• **Stated problem**
Write out all entries word for word.

□ □ □ □ □ □ □

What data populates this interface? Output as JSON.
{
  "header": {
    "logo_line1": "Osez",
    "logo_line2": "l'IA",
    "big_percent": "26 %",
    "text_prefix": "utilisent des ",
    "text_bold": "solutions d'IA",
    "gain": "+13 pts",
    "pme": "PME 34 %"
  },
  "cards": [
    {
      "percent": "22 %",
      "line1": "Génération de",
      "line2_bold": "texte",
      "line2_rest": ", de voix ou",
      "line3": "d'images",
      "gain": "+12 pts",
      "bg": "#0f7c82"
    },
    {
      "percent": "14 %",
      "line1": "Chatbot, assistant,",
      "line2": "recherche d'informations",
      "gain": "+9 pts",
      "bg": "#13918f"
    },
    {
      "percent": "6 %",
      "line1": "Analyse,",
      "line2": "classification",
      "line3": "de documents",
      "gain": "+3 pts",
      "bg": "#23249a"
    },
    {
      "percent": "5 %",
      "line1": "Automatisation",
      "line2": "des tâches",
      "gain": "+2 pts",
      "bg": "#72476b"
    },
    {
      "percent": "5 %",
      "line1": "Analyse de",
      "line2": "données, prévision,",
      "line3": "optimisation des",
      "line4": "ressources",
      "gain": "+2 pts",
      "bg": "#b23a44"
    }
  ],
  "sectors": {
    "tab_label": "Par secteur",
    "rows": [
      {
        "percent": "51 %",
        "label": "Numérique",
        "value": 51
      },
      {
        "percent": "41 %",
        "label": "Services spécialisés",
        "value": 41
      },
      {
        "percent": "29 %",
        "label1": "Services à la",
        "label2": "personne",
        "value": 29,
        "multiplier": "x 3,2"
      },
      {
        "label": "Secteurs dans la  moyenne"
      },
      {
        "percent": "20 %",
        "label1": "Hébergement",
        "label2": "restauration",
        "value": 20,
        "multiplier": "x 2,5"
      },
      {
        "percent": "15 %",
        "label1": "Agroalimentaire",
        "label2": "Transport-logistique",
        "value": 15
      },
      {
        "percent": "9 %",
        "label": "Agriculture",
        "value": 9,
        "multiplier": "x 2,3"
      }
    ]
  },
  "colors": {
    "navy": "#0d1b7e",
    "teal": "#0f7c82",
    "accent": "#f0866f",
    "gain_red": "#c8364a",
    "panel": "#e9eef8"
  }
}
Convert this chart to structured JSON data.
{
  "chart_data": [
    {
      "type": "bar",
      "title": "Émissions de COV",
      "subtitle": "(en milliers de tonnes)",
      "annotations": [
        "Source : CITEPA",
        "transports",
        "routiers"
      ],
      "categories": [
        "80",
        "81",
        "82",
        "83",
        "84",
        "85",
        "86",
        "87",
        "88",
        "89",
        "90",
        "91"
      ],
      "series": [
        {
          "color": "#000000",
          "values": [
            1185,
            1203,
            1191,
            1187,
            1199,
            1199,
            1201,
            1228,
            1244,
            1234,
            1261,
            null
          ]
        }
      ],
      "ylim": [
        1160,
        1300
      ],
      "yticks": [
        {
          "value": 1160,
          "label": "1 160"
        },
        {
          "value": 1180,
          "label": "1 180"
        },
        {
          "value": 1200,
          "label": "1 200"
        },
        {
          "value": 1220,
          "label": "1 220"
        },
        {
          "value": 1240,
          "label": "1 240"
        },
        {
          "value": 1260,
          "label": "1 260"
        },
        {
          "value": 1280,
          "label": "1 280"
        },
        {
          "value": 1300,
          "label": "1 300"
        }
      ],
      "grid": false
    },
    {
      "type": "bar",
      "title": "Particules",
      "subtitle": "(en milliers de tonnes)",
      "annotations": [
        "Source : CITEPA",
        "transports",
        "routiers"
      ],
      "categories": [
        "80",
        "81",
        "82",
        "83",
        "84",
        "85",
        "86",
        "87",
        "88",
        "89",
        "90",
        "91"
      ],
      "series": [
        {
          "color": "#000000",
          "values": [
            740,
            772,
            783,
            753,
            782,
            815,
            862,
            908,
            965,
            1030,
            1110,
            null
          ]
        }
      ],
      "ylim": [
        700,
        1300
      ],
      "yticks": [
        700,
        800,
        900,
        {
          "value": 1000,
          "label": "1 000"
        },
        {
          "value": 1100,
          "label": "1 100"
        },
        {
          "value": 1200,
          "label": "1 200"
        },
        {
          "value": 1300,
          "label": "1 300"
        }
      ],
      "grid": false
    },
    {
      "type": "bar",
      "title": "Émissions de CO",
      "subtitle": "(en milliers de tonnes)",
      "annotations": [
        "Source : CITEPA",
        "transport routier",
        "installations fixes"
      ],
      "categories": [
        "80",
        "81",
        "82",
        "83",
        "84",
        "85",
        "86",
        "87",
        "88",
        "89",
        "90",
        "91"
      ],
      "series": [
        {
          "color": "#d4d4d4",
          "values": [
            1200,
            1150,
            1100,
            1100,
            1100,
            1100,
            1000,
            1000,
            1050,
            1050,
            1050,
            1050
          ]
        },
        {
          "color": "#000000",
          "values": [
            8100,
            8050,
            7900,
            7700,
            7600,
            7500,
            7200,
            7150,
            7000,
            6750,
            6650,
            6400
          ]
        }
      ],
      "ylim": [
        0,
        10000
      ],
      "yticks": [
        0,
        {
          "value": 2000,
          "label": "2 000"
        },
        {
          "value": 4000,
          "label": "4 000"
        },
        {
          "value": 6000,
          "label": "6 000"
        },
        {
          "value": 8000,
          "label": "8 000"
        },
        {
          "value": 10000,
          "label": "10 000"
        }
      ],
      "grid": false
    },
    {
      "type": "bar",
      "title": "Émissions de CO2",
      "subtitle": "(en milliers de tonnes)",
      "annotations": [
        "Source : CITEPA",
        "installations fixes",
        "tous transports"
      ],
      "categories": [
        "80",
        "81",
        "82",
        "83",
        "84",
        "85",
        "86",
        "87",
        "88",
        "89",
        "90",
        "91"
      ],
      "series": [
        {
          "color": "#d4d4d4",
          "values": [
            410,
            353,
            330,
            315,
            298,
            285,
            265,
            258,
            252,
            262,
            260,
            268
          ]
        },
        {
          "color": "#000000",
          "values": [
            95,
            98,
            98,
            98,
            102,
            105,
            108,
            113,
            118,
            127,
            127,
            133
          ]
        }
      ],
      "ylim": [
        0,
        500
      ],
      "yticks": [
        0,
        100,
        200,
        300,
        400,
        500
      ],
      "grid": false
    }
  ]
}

□ □ □ □ □ □ □

• **Solution for this problem**
What data populates this interface? Output as JSON.
{
  "header": {
    "logo_line1": "Osez",
    "logo_line2": "l'IA",
    "big_percent": "26 %",
    "text_prefix": "utilisent des ",
    "text_bold": "solutions d'IA",
    "gain": "+13 pts",
    "pme": "PME 34 %"
  },
  "cards": [
    {
      "percent": "22 %",
      "line1": "Génération de",
      "line2_bold": "texte",
      "line2_rest": ", de voix ou",
      "line3": "d'images",
      "gain": "+12 pts",
      "bg": "#0f7c82"
    },
    {
      "percent": "14 %",
      "line1": "Chatbot, assistant,",
      "line2": "recherche d'informations",
      "gain": "+9 pts",
      "bg": "#13918f"
    },
    {
      "percent": "6 %",
      "line1": "Analyse,",
      "line2": "classification",
      "line3": "de documents",
      "gain": "+3 pts",
      "bg": "#23249a"
    },
    {
      "percent": "5 %",
      "line1": "Automatisation",
      "line2": "des tâches",
      "gain": "+2 pts",
      "bg": "#72476b"
    },
    {
      "percent": "5 %",
      "line1": "Analyse de",
      "line2": "données, prévision,",
      "line3": "optimisation des",
      "line4": "ressources",
      "gain": "+2 pts",
      "bg": "#b23a44"
    }
  ],
  "sectors": {
    "tab_label": "Par secteur",
    "rows": [
      {
        "percent": "51 %",
        "label": "Numérique",
        "value": 51
      },
      {
        "percent": "41 %",
        "label": "Services spécialisés",
        "value": 41
      },
      {
        "percent": "29 %",
        "label1": "Services à la",
        "label2": "personne",
        "value": 29,
        "multiplier": "x 3,2"
      },
      {
        "label": "Secteurs dans la  moyenne"
      },
      {
        "percent": "20 %",
        "label1": "Hébergement",
        "label2": "restauration",
        "value": 20,
        "multiplier": "x 2,5"
      },
      {
        "percent": "15 %",
        "label1": "Agroalimentaire",
        "label2": "Transport-logistique",
        "value": 15
      },
      {
        "percent": "9 %",
        "label": "Agriculture",
        "value": 9,
        "multiplier": "x 2,3"
      }
    ]
  },
  "colors": {
    "navy": "#0d1b7e",
    "teal": "#0f7c82",
    "accent": "#f0866f",
    "gain_red": "#c8364a",
    "panel": "#e9eef8"
  }
}
Convert this chart to structured JSON data.
{
  "chart_data": [
    {
      "type": "bar",
      "title": "Émissions de COV",
      "subtitle": "(en milliers de tonnes)",
      "annotations": [
        "Source : CITEPA",
        "transports",
        "routiers"
      ],
      "categories": [
        "80",
        "81",
        "82",
        "83",
        "84",
        "85",
        "86",
        "87",
        "88",
        "89",
        "90",
        "91"
      ],
      "series": [
        {
          "color": "#000000",
          "values": [
            1185,
            1203,
            1191,
            1187,
            1199,
            1199,
            1201,
            1228,
            1244,
            1234,
            1261,
            null
          ]
        }
      ],
      "ylim": [
        1160,
        1300
      ],
      "yticks": [
        {
          "value": 1160,
          "label": "1 160"
        },
        {
          "value": 1180,
          "label": "1 180"
        },
        {
          "value": 1200,
          "label": "1 200"
        },
        {
          "value": 1220,
          "label": "1 220"
        },
        {
          "value": 1240,
          "label": "1 240"
        },
        {
          "value": 1260,
          "label": "1 260"
        },
        {
          "value": 1280,
          "label": "1 280"
        },
        {
          "value": 1300,
          "label": "1 300"
        }
      ],
      "grid": false
    },
    {
      "type": "bar",
      "title": "Particules",
      "subtitle": "(en milliers de tonnes)",
      "annotations": [
        "Source : CITEPA",
        "transports",
        "routiers"
      ],
      "categories": [
        "80",
        "81",
        "82",
        "83",
        "84",
        "85",
        "86",
        "87",
        "88",
        "89",
        "90",
        "91"
      ],
      "series": [
        {
          "color": "#000000",
          "values": [
            740,
            772,
            783,
            753,
            782,
            815,
            862,
            908,
            965,
            1030,
            1110,
            null
          ]
        }
      ],
      "ylim": [
        700,
        1300
      ],
      "yticks": [
        700,
        800,
        900,
        {
          "value": 1000,
          "label": "1 000"
        },
        {
          "value": 1100,
          "label": "1 100"
        },
        {
          "value": 1200,
          "label": "1 200"
        },
        {
          "value": 1300,
          "label": "1 300"
        }
      ],
      "grid": false
    },
    {
      "type": "bar",
      "title": "Émissions de CO",
      "subtitle": "(en milliers de tonnes)",
      "annotations": [
        "Source : CITEPA",
        "transport routier",
        "installations fixes"
      ],
      "categories": [
        "80",
        "81",
        "82",
        "83",
        "84",
        "85",
        "86",
        "87",
        "88",
        "89",
        "90",
        "91"
      ],
      "series": [
        {
          "color": "#d4d4d4",
          "values": [
            1200,
            1150,
            1100,
            1100,
            1100,
            1100,
            1000,
            1000,
            1050,
            1050,
            1050,
            1050
          ]
        },
        {
          "color": "#000000",
          "values": [
            8100,
            8050,
            7900,
            7700,
            7600,
            7500,
            7200,
            7150,
            7000,
            6750,
            6650,
            6400
          ]
        }
      ],
      "ylim": [
        0,
        10000
      ],
      "yticks": [
        0,
        {
          "value": 2000,
          "label": "2 000"
        },
        {
          "value": 4000,
          "label": "4 000"
        },
        {
          "value": 6000,
          "label": "6 000"
        },
        {
          "value": 8000,
          "label": "8 000"
        },
        {
          "value": 10000,
          "label": "10 000"
        }
      ],
      "grid": false
    },
    {
      "type": "bar",
      "title": "Émissions de CO2",
      "subtitle": "(en milliers de tonnes)",
      "annotations": [
        "Source : CITEPA",
        "installations fixes",
        "tous transports"
      ],
      "categories": [
        "80",
        "81",
        "82",
        "83",
        "84",
        "85",
        "86",
        "87",
        "88",
        "89",
        "90",
        "91"
      ],
      "series": [
        {
          "color": "#d4d4d4",
          "values": [
            410,
            353,
            330,
            315,
            298,
            285,
            265,
            258,
            252,
            262,
            260,
            268
          ]
        },
        {
          "color": "#000000",
          "values": [
            95,
            98,
            98,
            98,
            102,
            105,
            108,
            113,
            118,
            127,
            127,
            133
          ]
        }
      ],
      "ylim": [
        0,
        500
      ],
      "yticks": [
        0,
        100,
        200,
        300,
        400,
        500
      ],
      "grid": false
    }
  ]
}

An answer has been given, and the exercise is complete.